▶ [Given entries]
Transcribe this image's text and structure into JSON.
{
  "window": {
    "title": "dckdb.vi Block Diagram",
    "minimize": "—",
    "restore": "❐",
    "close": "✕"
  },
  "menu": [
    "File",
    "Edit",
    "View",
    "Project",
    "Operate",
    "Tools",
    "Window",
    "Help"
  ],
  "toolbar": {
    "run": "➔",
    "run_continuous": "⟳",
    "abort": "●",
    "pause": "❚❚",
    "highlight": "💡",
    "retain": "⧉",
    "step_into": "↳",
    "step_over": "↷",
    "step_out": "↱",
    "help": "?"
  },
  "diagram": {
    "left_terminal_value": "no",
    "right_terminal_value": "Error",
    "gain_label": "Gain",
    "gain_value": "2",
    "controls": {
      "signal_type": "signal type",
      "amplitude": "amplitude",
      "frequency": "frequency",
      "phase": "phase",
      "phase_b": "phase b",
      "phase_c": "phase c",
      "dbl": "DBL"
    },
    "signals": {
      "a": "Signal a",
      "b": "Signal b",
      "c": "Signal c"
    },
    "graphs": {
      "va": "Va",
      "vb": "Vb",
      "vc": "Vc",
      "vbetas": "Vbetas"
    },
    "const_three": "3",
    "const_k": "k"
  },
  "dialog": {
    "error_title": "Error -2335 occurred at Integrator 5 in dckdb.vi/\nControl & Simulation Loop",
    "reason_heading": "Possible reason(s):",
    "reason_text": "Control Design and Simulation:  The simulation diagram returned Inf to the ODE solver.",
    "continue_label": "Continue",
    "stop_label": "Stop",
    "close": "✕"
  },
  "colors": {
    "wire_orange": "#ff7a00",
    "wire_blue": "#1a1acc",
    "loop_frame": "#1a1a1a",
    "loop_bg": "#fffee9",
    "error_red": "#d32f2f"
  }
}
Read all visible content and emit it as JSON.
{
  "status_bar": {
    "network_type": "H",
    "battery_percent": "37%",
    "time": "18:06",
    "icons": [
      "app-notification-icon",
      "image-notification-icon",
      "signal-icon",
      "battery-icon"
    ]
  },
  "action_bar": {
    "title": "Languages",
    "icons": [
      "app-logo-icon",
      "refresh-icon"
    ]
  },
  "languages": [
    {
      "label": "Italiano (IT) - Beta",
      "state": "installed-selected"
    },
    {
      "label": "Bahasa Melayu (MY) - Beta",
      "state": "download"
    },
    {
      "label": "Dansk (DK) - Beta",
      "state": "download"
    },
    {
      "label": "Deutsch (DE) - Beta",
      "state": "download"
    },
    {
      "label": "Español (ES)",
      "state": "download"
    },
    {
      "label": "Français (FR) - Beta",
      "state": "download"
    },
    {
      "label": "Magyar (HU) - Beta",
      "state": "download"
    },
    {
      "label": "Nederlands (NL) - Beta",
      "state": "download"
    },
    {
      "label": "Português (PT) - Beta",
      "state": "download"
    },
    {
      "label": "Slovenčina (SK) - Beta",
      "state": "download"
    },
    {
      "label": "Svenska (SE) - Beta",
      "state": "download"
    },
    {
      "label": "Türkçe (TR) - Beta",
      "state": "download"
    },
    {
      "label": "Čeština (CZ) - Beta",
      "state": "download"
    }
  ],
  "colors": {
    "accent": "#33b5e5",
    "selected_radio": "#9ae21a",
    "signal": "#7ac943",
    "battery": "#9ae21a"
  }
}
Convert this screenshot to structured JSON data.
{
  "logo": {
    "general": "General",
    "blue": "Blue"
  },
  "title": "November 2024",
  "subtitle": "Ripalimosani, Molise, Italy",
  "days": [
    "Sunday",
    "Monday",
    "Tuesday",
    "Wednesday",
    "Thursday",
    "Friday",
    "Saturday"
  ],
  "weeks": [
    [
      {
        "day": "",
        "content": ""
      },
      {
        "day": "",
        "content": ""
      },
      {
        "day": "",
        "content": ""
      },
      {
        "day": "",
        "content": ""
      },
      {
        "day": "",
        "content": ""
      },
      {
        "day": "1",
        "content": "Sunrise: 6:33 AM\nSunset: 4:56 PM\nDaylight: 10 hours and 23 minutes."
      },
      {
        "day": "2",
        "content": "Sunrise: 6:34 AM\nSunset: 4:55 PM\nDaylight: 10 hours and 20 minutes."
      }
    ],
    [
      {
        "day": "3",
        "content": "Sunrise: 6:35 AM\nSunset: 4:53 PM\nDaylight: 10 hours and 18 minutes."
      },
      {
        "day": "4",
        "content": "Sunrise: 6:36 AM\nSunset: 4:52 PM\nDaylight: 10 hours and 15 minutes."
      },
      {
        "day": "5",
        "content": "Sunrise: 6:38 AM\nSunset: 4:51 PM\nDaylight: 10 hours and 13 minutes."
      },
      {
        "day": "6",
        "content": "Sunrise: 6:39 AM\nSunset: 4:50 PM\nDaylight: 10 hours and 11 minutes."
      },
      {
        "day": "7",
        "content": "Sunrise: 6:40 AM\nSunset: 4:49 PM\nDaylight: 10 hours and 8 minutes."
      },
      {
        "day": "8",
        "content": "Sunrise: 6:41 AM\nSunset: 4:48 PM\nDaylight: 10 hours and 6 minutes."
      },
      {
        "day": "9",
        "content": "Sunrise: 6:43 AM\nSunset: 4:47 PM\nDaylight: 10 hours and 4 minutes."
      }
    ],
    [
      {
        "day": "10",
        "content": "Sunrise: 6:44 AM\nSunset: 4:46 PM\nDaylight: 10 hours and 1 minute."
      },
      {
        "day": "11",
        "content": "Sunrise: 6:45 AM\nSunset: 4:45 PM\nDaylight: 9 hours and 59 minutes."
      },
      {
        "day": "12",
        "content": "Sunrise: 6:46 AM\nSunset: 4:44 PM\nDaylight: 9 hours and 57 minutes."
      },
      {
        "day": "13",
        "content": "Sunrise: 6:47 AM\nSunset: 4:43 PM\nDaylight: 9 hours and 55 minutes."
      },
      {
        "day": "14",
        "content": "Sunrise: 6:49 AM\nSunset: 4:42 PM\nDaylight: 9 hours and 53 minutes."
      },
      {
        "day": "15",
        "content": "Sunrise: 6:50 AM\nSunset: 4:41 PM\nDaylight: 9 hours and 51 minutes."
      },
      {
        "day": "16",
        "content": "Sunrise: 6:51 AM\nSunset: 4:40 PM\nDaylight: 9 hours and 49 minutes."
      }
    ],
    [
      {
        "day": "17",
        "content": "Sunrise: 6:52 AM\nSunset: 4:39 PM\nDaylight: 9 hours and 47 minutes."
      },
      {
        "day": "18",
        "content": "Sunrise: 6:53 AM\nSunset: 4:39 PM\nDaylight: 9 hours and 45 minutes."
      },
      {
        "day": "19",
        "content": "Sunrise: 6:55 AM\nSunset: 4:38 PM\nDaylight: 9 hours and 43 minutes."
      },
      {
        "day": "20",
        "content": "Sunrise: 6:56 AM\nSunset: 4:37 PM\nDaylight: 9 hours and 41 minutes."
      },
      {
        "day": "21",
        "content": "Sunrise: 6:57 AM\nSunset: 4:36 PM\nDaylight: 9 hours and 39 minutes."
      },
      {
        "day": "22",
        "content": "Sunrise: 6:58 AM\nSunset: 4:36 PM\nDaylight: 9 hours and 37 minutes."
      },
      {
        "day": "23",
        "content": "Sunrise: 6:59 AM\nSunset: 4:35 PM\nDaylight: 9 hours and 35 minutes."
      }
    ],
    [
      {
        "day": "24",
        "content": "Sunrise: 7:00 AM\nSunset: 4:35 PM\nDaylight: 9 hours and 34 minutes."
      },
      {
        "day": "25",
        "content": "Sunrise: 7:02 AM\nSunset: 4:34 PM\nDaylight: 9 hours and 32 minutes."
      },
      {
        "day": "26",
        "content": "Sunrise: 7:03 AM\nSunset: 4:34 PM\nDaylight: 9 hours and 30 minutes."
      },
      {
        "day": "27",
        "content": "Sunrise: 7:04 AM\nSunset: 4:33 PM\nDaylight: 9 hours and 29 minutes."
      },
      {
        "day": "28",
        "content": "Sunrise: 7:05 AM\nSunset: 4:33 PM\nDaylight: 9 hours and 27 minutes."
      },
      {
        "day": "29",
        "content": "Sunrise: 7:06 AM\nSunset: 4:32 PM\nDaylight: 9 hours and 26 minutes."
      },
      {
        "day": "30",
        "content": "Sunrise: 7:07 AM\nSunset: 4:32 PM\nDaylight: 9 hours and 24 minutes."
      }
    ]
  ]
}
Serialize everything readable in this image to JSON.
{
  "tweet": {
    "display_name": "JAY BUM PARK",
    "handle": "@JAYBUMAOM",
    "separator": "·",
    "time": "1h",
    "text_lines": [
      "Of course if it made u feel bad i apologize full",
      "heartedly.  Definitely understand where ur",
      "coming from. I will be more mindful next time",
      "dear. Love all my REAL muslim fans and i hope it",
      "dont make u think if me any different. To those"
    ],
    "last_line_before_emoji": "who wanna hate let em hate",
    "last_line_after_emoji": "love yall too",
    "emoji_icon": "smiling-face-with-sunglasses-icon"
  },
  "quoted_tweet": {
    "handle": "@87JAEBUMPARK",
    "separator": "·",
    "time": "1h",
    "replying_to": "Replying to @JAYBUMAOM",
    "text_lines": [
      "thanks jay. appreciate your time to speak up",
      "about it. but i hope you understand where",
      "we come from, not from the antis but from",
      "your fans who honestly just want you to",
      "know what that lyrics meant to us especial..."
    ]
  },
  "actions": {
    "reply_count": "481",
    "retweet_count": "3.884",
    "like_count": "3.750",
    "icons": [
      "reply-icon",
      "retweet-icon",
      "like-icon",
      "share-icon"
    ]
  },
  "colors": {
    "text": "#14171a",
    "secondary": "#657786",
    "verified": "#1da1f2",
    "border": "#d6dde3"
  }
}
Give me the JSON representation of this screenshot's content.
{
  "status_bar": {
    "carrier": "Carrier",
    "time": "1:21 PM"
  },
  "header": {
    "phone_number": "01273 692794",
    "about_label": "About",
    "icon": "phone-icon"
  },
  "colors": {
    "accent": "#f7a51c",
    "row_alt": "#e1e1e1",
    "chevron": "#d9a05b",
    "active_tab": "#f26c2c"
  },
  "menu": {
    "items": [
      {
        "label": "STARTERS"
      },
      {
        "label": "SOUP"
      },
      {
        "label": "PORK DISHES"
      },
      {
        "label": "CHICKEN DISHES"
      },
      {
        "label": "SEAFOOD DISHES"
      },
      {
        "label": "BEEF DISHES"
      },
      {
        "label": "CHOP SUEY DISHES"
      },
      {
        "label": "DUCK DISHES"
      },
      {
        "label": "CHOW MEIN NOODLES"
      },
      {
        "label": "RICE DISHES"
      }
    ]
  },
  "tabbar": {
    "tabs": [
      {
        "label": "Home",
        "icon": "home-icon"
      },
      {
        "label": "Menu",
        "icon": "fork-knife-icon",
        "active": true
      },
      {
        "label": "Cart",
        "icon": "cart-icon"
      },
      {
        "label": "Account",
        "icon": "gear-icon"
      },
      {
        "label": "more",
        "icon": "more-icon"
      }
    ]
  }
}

▶ [Exercise] Go through the records and copy each line with "where" in it.

▶ [Answer for this exercise]
      "heartedly.  Definitely understand where ur",
      "about it. but i hope you understand where",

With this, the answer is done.